■ **Challenge**: Return the entries below verbatim. Pictures stay out.

[Source data]
★ ★ ★ ★

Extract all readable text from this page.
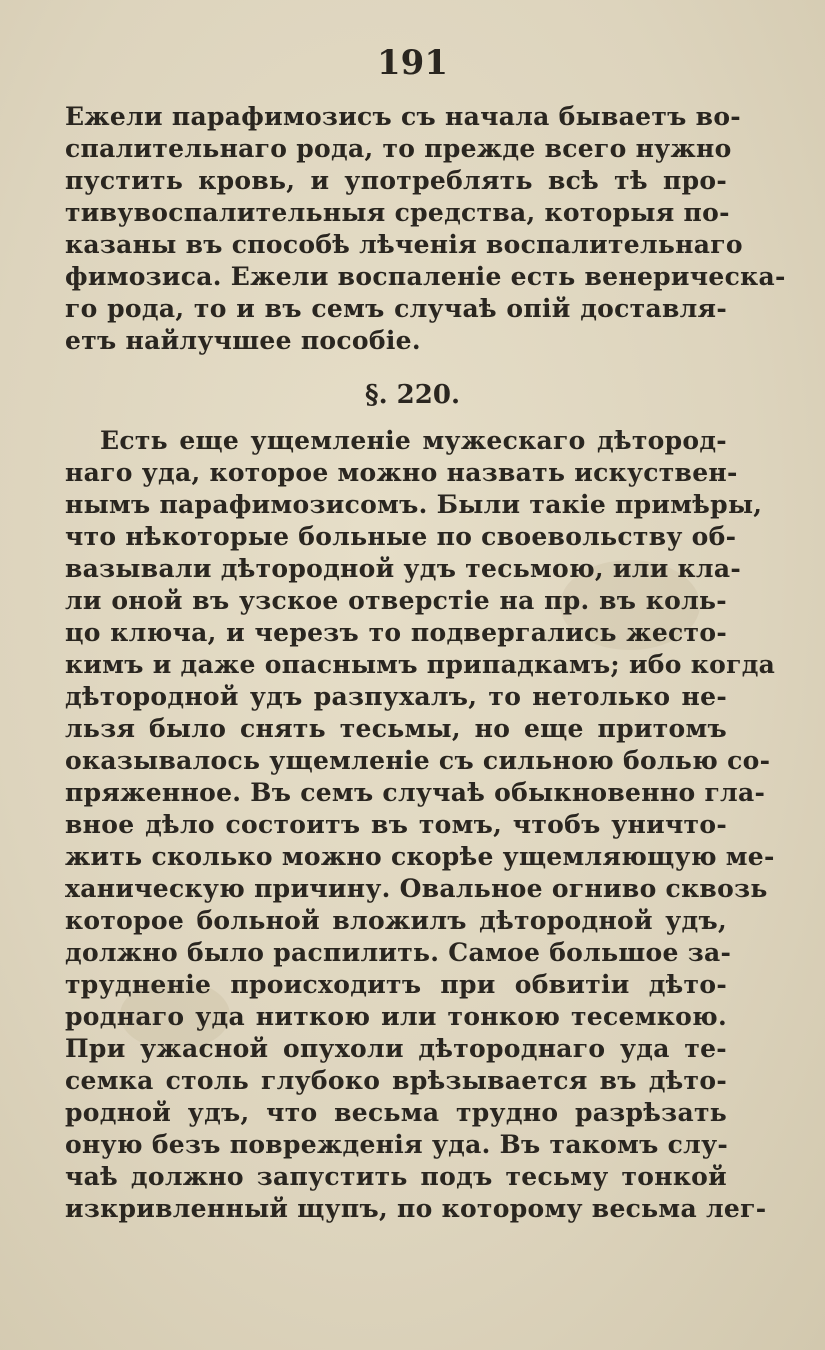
191
Ежели парафимозисъ съ начала бываетъ во-
спалительнаго рода, то прежде всего нужно
пустить кровь, и употреблять всѣ тѣ про-
тивувоспалительныя средства, которыя по-
казаны въ способѣ лѣченія воспалительнаго
фимозиса. Ежели воспаленіе есть венерическа-
го рода, то и въ семъ случаѣ опій доставля-
етъ найлучшее пособіе.
§. 220.
Есть еще ущемленіе мужескаго дѣтород-
наго уда, которое можно назвать искуствен-
нымъ парафимозисомъ. Были такіе примѣры,
что нѣкоторые больные по своевольству об-
вазывали дѣтородной удъ тесьмою, или кла-
ли оной въ узское отверстіе на пр. въ коль-
цо ключа, и черезъ то подвергались жесто-
кимъ и даже опаснымъ припадкамъ; ибо когда
дѣтородной удъ разпухалъ, то нетолько не-
льзя было снять тесьмы, но еще притомъ
оказывалось ущемленіе съ сильною болью со-
пряженное. Въ семъ случаѣ обыкновенно гла-
вное дѣло состоитъ въ томъ, чтобъ уничто-
жить сколько можно скорѣе ущемляющую ме-
ханическую причину. Овальное огниво сквозь
которое больной вложилъ дѣтородной удъ,
должно было распилить. Самое большое за-
трудненіе происходитъ при обвитіи дѣто-
роднаго уда ниткою или тонкою тесемкою.
При ужасной опухоли дѣтороднаго уда те-
семка столь глубоко врѣзывается въ дѣто-
родной удъ, что весьма трудно разрѣзать
оную безъ поврежденія уда. Въ такомъ слу-
чаѣ должно запустить подъ тесьму тонкой
изкривленный щупъ, по которому весьма лег-
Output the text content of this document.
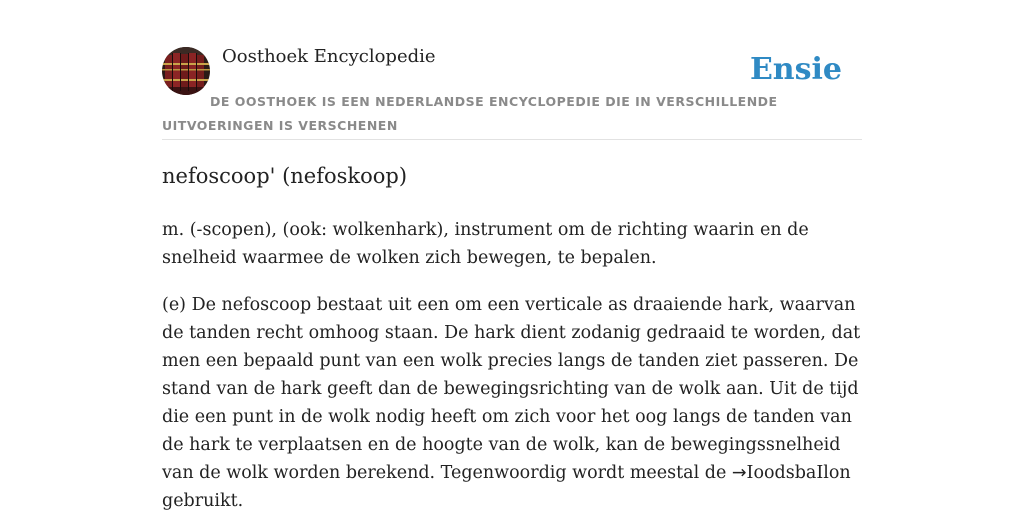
Oosthoek Encyclopedie	Ensie
DE OOSTHOEK IS EEN NEDERLANDSE ENCYCLOPEDIE DIE IN VERSCHILLENDE UITVOERINGEN IS VERSCHENEN
nefoscoop' (nefoskoop)

m. (-scopen), (ook: wolkenhark), instrument om de richting waarin en de snelheid waarmee de wolken zich bewegen, te bepalen.

(e) De nefoscoop bestaat uit een om een verticale as draaiende hark, waarvan de tanden recht omhoog staan. De hark dient zodanig gedraaid te worden, dat men een bepaald punt van een wolk precies langs de tanden ziet passeren. De stand van de hark geeft dan de bewegingsrichting van de wolk aan. Uit de tijd die een punt in de wolk nodig heeft om zich voor het oog langs de tanden van de hark te verplaatsen en de hoogte van de wolk, kan de bewegingssnelheid van de wolk worden berekend. Tegenwoordig wordt meestal de →IoodsbaIlon gebruikt.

★ ★ ★ ★

■ **Result**:
Extract all readable text from this page.
191
Ежели парафимозисъ съ начала бываетъ во-
спалительнаго рода, то прежде всего нужно
пустить кровь, и употреблять всѣ тѣ про-
тивувоспалительныя средства, которыя по-
казаны въ способѣ лѣченія воспалительнаго
фимозиса. Ежели воспаленіе есть венерическа-
го рода, то и въ семъ случаѣ опій доставля-
етъ найлучшее пособіе.
§. 220.
Есть еще ущемленіе мужескаго дѣтород-
наго уда, которое можно назвать искуствен-
нымъ парафимозисомъ. Были такіе примѣры,
что нѣкоторые больные по своевольству об-
вазывали дѣтородной удъ тесьмою, или кла-
ли оной въ узское отверстіе на пр. въ коль-
цо ключа, и черезъ то подвергались жесто-
кимъ и даже опаснымъ припадкамъ; ибо когда
дѣтородной удъ разпухалъ, то нетолько не-
льзя было снять тесьмы, но еще притомъ
оказывалось ущемленіе съ сильною болью со-
пряженное. Въ семъ случаѣ обыкновенно гла-
вное дѣло состоитъ въ томъ, чтобъ уничто-
жить сколько можно скорѣе ущемляющую ме-
ханическую причину. Овальное огниво сквозь
которое больной вложилъ дѣтородной удъ,
должно было распилить. Самое большое за-
трудненіе происходитъ при обвитіи дѣто-
роднаго уда ниткою или тонкою тесемкою.
При ужасной опухоли дѣтороднаго уда те-
семка столь глубоко врѣзывается въ дѣто-
родной удъ, что весьма трудно разрѣзать
оную безъ поврежденія уда. Въ такомъ слу-
чаѣ должно запустить подъ тесьму тонкой
изкривленный щупъ, по которому весьма лег-
Output the text content of this document.
Oosthoek Encyclopedie	Ensie
DE OOSTHOEK IS EEN NEDERLANDSE ENCYCLOPEDIE DIE IN VERSCHILLENDE UITVOERINGEN IS VERSCHENEN
nefoscoop' (nefoskoop)

m. (-scopen), (ook: wolkenhark), instrument om de richting waarin en de snelheid waarmee de wolken zich bewegen, te bepalen.

(e) De nefoscoop bestaat uit een om een verticale as draaiende hark, waarvan de tanden recht omhoog staan. De hark dient zodanig gedraaid te worden, dat men een bepaald punt van een wolk precies langs de tanden ziet passeren. De stand van de hark geeft dan de bewegingsrichting van de wolk aan. Uit de tijd die een punt in de wolk nodig heeft om zich voor het oog langs de tanden van de hark te verplaatsen en de hoogte van de wolk, kan de bewegingssnelheid van de wolk worden berekend. Tegenwoordig wordt meestal de →IoodsbaIlon gebruikt.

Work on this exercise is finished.